___ RECORDS PROVIDED ___

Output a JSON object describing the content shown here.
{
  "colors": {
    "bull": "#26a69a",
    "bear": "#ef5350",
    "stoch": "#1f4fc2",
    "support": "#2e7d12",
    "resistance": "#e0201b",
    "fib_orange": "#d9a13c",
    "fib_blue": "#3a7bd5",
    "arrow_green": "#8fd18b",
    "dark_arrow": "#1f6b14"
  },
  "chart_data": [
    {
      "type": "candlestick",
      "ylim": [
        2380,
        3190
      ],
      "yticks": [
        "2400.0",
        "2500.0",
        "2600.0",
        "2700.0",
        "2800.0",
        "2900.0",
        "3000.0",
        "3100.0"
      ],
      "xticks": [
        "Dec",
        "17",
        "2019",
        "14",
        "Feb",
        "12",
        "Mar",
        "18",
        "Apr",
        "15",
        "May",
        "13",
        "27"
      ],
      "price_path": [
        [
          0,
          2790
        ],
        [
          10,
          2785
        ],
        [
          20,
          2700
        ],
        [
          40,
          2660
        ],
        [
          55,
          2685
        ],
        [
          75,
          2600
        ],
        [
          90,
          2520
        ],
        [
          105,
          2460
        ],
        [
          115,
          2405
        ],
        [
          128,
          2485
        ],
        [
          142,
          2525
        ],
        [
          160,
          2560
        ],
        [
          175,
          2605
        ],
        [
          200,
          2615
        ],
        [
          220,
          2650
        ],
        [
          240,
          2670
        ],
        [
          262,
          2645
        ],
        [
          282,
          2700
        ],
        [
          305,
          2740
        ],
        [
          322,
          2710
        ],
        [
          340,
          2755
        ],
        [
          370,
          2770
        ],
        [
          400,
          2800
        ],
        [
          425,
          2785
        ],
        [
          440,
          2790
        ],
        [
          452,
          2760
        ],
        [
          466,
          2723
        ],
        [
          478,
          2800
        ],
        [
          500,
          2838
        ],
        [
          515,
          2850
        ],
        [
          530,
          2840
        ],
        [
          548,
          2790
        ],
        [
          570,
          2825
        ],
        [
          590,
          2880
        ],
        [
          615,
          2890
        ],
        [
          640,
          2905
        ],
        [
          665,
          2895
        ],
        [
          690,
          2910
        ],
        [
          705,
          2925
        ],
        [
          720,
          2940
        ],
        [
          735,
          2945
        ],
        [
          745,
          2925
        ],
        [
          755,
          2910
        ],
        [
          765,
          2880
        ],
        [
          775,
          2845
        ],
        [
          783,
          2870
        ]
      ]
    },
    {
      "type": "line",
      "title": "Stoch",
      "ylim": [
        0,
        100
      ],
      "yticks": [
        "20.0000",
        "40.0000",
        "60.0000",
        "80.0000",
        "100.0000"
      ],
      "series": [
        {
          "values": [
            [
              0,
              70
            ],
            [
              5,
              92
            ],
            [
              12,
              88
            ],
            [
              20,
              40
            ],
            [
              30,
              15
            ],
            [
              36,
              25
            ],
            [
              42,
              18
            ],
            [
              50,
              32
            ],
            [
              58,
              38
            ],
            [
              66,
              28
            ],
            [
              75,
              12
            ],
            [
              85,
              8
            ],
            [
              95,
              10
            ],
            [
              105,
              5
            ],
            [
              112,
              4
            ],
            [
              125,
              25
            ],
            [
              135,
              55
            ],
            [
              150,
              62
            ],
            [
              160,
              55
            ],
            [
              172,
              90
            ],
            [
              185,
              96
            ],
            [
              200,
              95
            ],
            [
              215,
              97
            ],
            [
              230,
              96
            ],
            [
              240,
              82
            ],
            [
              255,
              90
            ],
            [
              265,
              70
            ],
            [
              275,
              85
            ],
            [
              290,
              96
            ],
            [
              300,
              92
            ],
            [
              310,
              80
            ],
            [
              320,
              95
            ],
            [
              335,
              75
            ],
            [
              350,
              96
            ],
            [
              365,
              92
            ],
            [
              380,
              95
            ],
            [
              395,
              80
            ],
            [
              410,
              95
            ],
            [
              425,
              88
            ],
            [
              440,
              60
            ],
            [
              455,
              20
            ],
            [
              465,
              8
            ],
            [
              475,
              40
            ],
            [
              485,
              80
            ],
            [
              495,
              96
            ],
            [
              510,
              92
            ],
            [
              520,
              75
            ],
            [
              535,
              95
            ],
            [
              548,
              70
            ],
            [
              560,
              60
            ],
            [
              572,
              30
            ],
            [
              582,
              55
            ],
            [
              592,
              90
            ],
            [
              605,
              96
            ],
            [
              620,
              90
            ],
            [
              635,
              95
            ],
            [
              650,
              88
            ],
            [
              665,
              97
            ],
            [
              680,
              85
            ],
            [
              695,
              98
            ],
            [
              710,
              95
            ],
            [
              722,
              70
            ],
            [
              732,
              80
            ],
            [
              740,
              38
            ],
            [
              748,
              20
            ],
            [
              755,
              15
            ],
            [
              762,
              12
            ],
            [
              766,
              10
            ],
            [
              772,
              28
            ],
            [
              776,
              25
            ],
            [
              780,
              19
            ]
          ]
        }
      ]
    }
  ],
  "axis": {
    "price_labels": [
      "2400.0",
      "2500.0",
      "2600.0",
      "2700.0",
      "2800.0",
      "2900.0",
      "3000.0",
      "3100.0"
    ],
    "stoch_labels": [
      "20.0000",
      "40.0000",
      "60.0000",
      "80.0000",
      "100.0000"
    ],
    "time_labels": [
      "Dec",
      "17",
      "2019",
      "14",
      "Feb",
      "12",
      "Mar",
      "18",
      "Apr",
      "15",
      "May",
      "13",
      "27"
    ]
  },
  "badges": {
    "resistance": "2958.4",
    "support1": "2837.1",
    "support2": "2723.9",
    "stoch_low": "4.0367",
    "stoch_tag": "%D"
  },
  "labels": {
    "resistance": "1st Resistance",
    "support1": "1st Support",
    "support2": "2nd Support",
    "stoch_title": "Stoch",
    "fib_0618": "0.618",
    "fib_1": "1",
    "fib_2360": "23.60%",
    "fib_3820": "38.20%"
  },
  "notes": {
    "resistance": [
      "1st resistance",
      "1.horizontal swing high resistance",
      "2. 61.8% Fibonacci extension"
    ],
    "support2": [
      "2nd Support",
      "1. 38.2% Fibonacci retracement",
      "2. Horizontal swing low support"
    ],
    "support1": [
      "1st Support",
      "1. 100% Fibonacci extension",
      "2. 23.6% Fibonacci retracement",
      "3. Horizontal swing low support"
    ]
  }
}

___

§ **TASK**
Write out every record, exactly as written.

§ **THE COMPLETED TASK**
Output a JSON object describing the content shown here.
{
  "colors": {
    "bull": "#26a69a",
    "bear": "#ef5350",
    "stoch": "#1f4fc2",
    "support": "#2e7d12",
    "resistance": "#e0201b",
    "fib_orange": "#d9a13c",
    "fib_blue": "#3a7bd5",
    "arrow_green": "#8fd18b",
    "dark_arrow": "#1f6b14"
  },
  "chart_data": [
    {
      "type": "candlestick",
      "ylim": [
        2380,
        3190
      ],
      "yticks": [
        "2400.0",
        "2500.0",
        "2600.0",
        "2700.0",
        "2800.0",
        "2900.0",
        "3000.0",
        "3100.0"
      ],
      "xticks": [
        "Dec",
        "17",
        "2019",
        "14",
        "Feb",
        "12",
        "Mar",
        "18",
        "Apr",
        "15",
        "May",
        "13",
        "27"
      ],
      "price_path": [
        [
          0,
          2790
        ],
        [
          10,
          2785
        ],
        [
          20,
          2700
        ],
        [
          40,
          2660
        ],
        [
          55,
          2685
        ],
        [
          75,
          2600
        ],
        [
          90,
          2520
        ],
        [
          105,
          2460
        ],
        [
          115,
          2405
        ],
        [
          128,
          2485
        ],
        [
          142,
          2525
        ],
        [
          160,
          2560
        ],
        [
          175,
          2605
        ],
        [
          200,
          2615
        ],
        [
          220,
          2650
        ],
        [
          240,
          2670
        ],
        [
          262,
          2645
        ],
        [
          282,
          2700
        ],
        [
          305,
          2740
        ],
        [
          322,
          2710
        ],
        [
          340,
          2755
        ],
        [
          370,
          2770
        ],
        [
          400,
          2800
        ],
        [
          425,
          2785
        ],
        [
          440,
          2790
        ],
        [
          452,
          2760
        ],
        [
          466,
          2723
        ],
        [
          478,
          2800
        ],
        [
          500,
          2838
        ],
        [
          515,
          2850
        ],
        [
          530,
          2840
        ],
        [
          548,
          2790
        ],
        [
          570,
          2825
        ],
        [
          590,
          2880
        ],
        [
          615,
          2890
        ],
        [
          640,
          2905
        ],
        [
          665,
          2895
        ],
        [
          690,
          2910
        ],
        [
          705,
          2925
        ],
        [
          720,
          2940
        ],
        [
          735,
          2945
        ],
        [
          745,
          2925
        ],
        [
          755,
          2910
        ],
        [
          765,
          2880
        ],
        [
          775,
          2845
        ],
        [
          783,
          2870
        ]
      ]
    },
    {
      "type": "line",
      "title": "Stoch",
      "ylim": [
        0,
        100
      ],
      "yticks": [
        "20.0000",
        "40.0000",
        "60.0000",
        "80.0000",
        "100.0000"
      ],
      "series": [
        {
          "values": [
            [
              0,
              70
            ],
            [
              5,
              92
            ],
            [
              12,
              88
            ],
            [
              20,
              40
            ],
            [
              30,
              15
            ],
            [
              36,
              25
            ],
            [
              42,
              18
            ],
            [
              50,
              32
            ],
            [
              58,
              38
            ],
            [
              66,
              28
            ],
            [
              75,
              12
            ],
            [
              85,
              8
            ],
            [
              95,
              10
            ],
            [
              105,
              5
            ],
            [
              112,
              4
            ],
            [
              125,
              25
            ],
            [
              135,
              55
            ],
            [
              150,
              62
            ],
            [
              160,
              55
            ],
            [
              172,
              90
            ],
            [
              185,
              96
            ],
            [
              200,
              95
            ],
            [
              215,
              97
            ],
            [
              230,
              96
            ],
            [
              240,
              82
            ],
            [
              255,
              90
            ],
            [
              265,
              70
            ],
            [
              275,
              85
            ],
            [
              290,
              96
            ],
            [
              300,
              92
            ],
            [
              310,
              80
            ],
            [
              320,
              95
            ],
            [
              335,
              75
            ],
            [
              350,
              96
            ],
            [
              365,
              92
            ],
            [
              380,
              95
            ],
            [
              395,
              80
            ],
            [
              410,
              95
            ],
            [
              425,
              88
            ],
            [
              440,
              60
            ],
            [
              455,
              20
            ],
            [
              465,
              8
            ],
            [
              475,
              40
            ],
            [
              485,
              80
            ],
            [
              495,
              96
            ],
            [
              510,
              92
            ],
            [
              520,
              75
            ],
            [
              535,
              95
            ],
            [
              548,
              70
            ],
            [
              560,
              60
            ],
            [
              572,
              30
            ],
            [
              582,
              55
            ],
            [
              592,
              90
            ],
            [
              605,
              96
            ],
            [
              620,
              90
            ],
            [
              635,
              95
            ],
            [
              650,
              88
            ],
            [
              665,
              97
            ],
            [
              680,
              85
            ],
            [
              695,
              98
            ],
            [
              710,
              95
            ],
            [
              722,
              70
            ],
            [
              732,
              80
            ],
            [
              740,
              38
            ],
            [
              748,
              20
            ],
            [
              755,
              15
            ],
            [
              762,
              12
            ],
            [
              766,
              10
            ],
            [
              772,
              28
            ],
            [
              776,
              25
            ],
            [
              780,
              19
            ]
          ]
        }
      ]
    }
  ],
  "axis": {
    "price_labels": [
      "2400.0",
      "2500.0",
      "2600.0",
      "2700.0",
      "2800.0",
      "2900.0",
      "3000.0",
      "3100.0"
    ],
    "stoch_labels": [
      "20.0000",
      "40.0000",
      "60.0000",
      "80.0000",
      "100.0000"
    ],
    "time_labels": [
      "Dec",
      "17",
      "2019",
      "14",
      "Feb",
      "12",
      "Mar",
      "18",
      "Apr",
      "15",
      "May",
      "13",
      "27"
    ]
  },
  "badges": {
    "resistance": "2958.4",
    "support1": "2837.1",
    "support2": "2723.9",
    "stoch_low": "4.0367",
    "stoch_tag": "%D"
  },
  "labels": {
    "resistance": "1st Resistance",
    "support1": "1st Support",
    "support2": "2nd Support",
    "stoch_title": "Stoch",
    "fib_0618": "0.618",
    "fib_1": "1",
    "fib_2360": "23.60%",
    "fib_3820": "38.20%"
  },
  "notes": {
    "resistance": [
      "1st resistance",
      "1.horizontal swing high resistance",
      "2. 61.8% Fibonacci extension"
    ],
    "support2": [
      "2nd Support",
      "1. 38.2% Fibonacci retracement",
      "2. Horizontal swing low support"
    ],
    "support1": [
      "1st Support",
      "1. 100% Fibonacci extension",
      "2. 23.6% Fibonacci retracement",
      "3. Horizontal swing low support"
    ]
  }
}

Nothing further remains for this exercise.